--- Start GIVEN ENTRIES ---

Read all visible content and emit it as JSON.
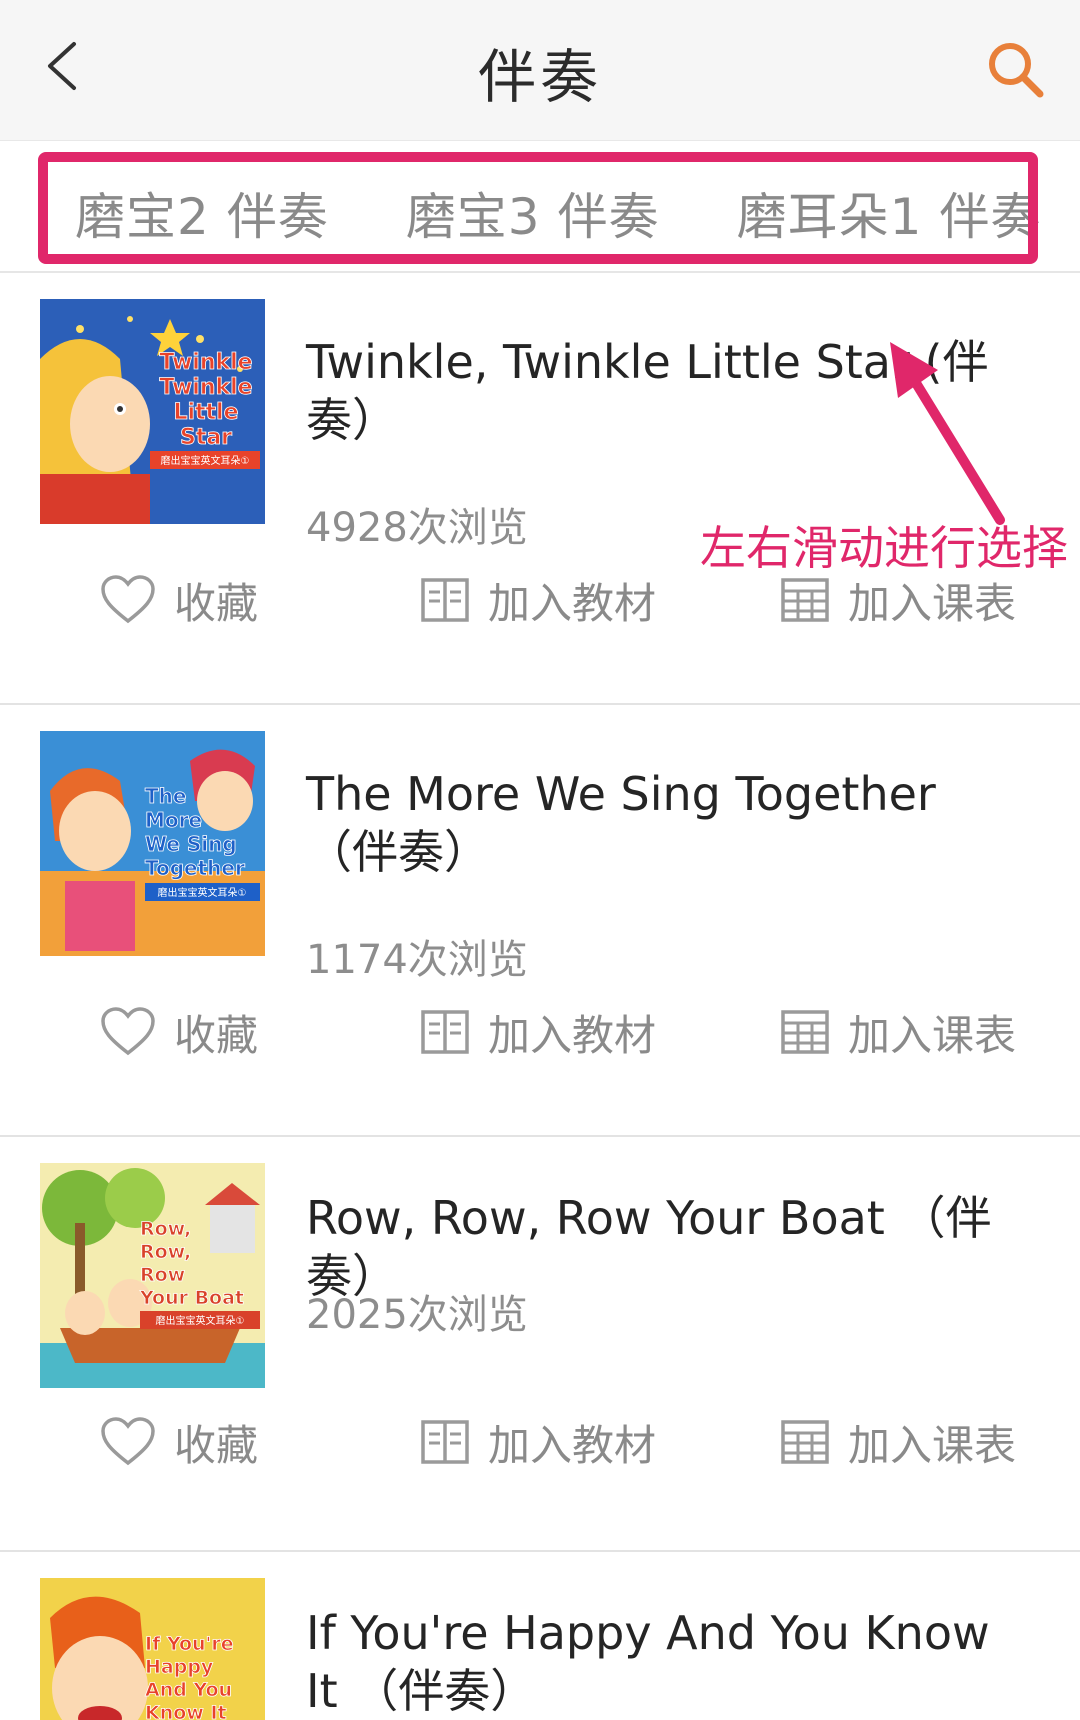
{
  "header": {
    "title": "伴奏"
  },
  "tabs": [
    {
      "label": "磨宝2 伴奏"
    },
    {
      "label": "磨宝3 伴奏"
    },
    {
      "label": "磨耳朵1 伴奏"
    }
  ],
  "annotation": {
    "text": "左右滑动进行选择",
    "color": "#e0276a"
  },
  "actions": {
    "favorite": "收藏",
    "add_textbook": "加入教材",
    "add_schedule": "加入课表"
  },
  "items": [
    {
      "title": "Twinkle, Twinkle Little Star (伴奏）",
      "views": "4928次浏览",
      "cover_lines": [
        "Twinkle",
        "Twinkle",
        "Little",
        "Star"
      ]
    },
    {
      "title": "The More We Sing Together （伴奏）",
      "views": "1174次浏览",
      "cover_lines": [
        "The",
        "More",
        "We Sing",
        "Together"
      ]
    },
    {
      "title": "Row, Row, Row Your Boat （伴奏）",
      "views": "2025次浏览",
      "cover_lines": [
        "Row,",
        "Row,",
        "Row",
        "Your Boat"
      ]
    },
    {
      "title": "If You're Happy And You Know It （伴奏）",
      "views": "",
      "cover_lines": [
        "If You're",
        "Happy",
        "And You",
        "Know It"
      ]
    }
  ],
  "cover_series_label": "磨出宝宝英文耳朵①",
  "colors": {
    "accent": "#e0276a",
    "search_icon": "#e8803a",
    "text_muted": "#8a8a8a"
  }
}
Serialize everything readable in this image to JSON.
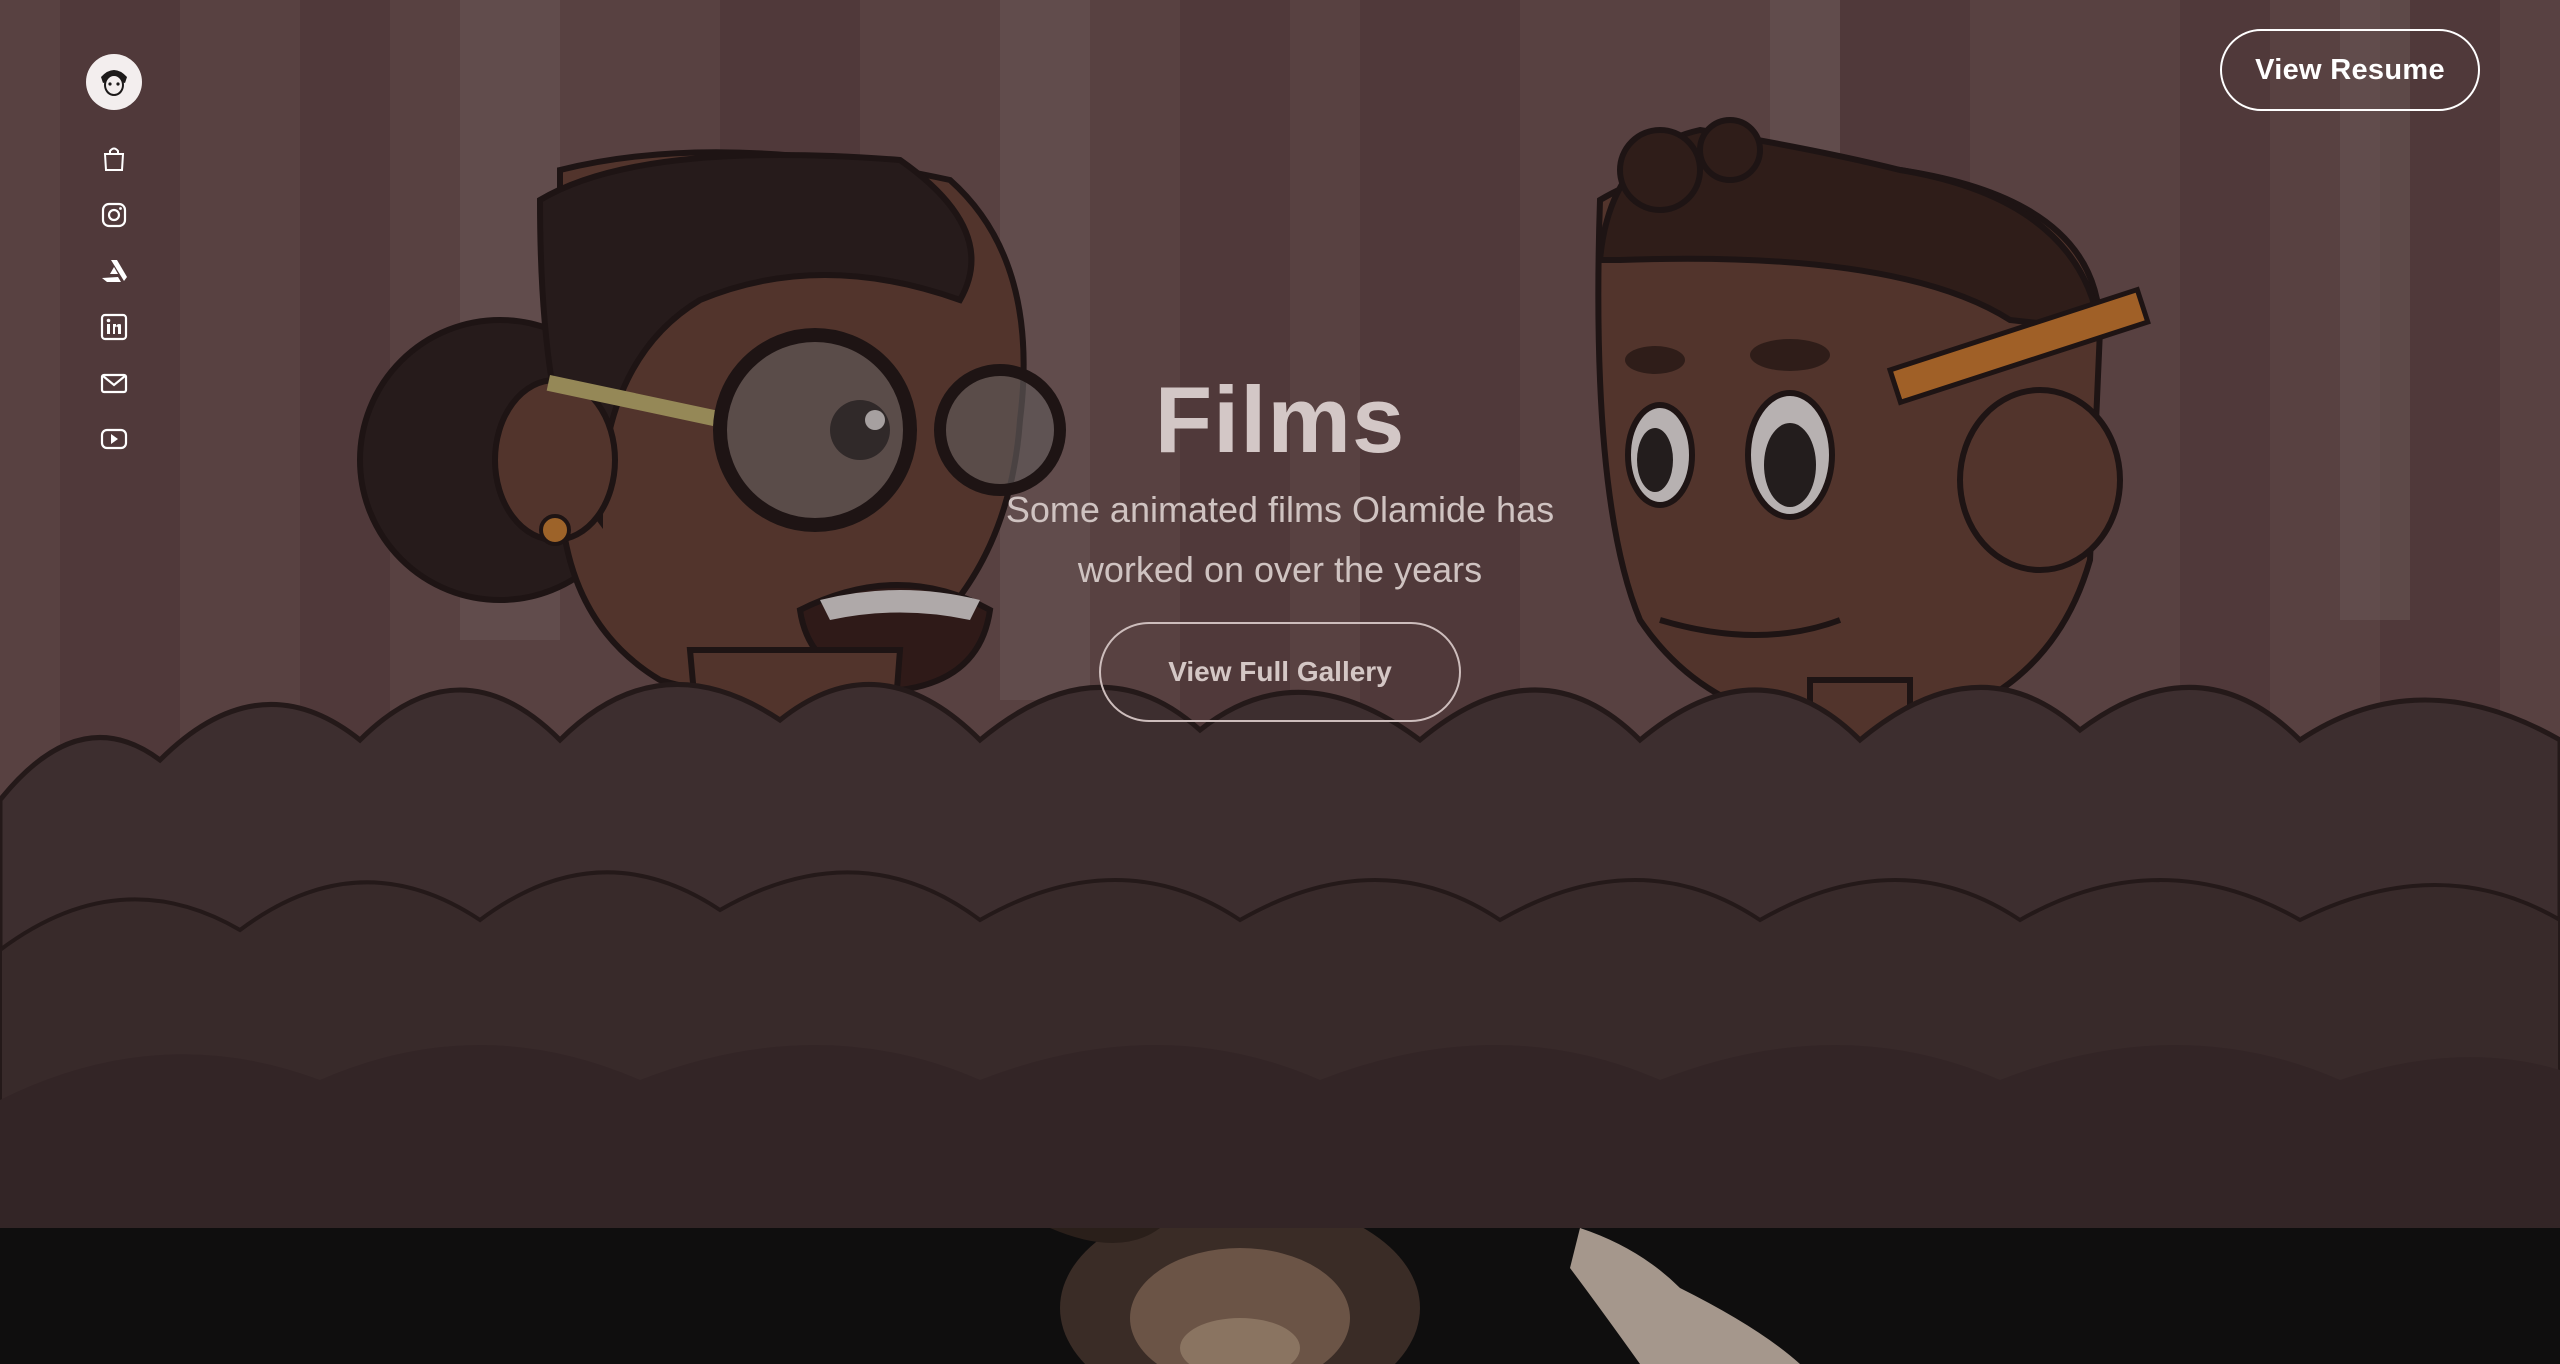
{
  "header": {
    "resume_label": "View Resume"
  },
  "side_nav": {
    "icons": [
      {
        "name": "shopping-bag-icon"
      },
      {
        "name": "instagram-icon"
      },
      {
        "name": "artstation-icon"
      },
      {
        "name": "linkedin-icon"
      },
      {
        "name": "mail-icon"
      },
      {
        "name": "youtube-icon"
      }
    ]
  },
  "hero": {
    "title": "Films",
    "subtitle": "Some animated films Olamide has worked on over the years",
    "gallery_label": "View Full Gallery"
  },
  "colors": {
    "overlay": "#5b4546",
    "text_primary": "#ffffff",
    "text_muted": "#cfc3c1",
    "page_bg": "#0f0e0e"
  }
}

--- End GIVEN ENTRIES ---

**YOUR GOAL**: Pick out all lines from the data above in which the word "Little" appears.

**WRITTEN SOLUTION**:
      "title": "Twinkle, Twinkle Little Star (伴奏）",
        "Little",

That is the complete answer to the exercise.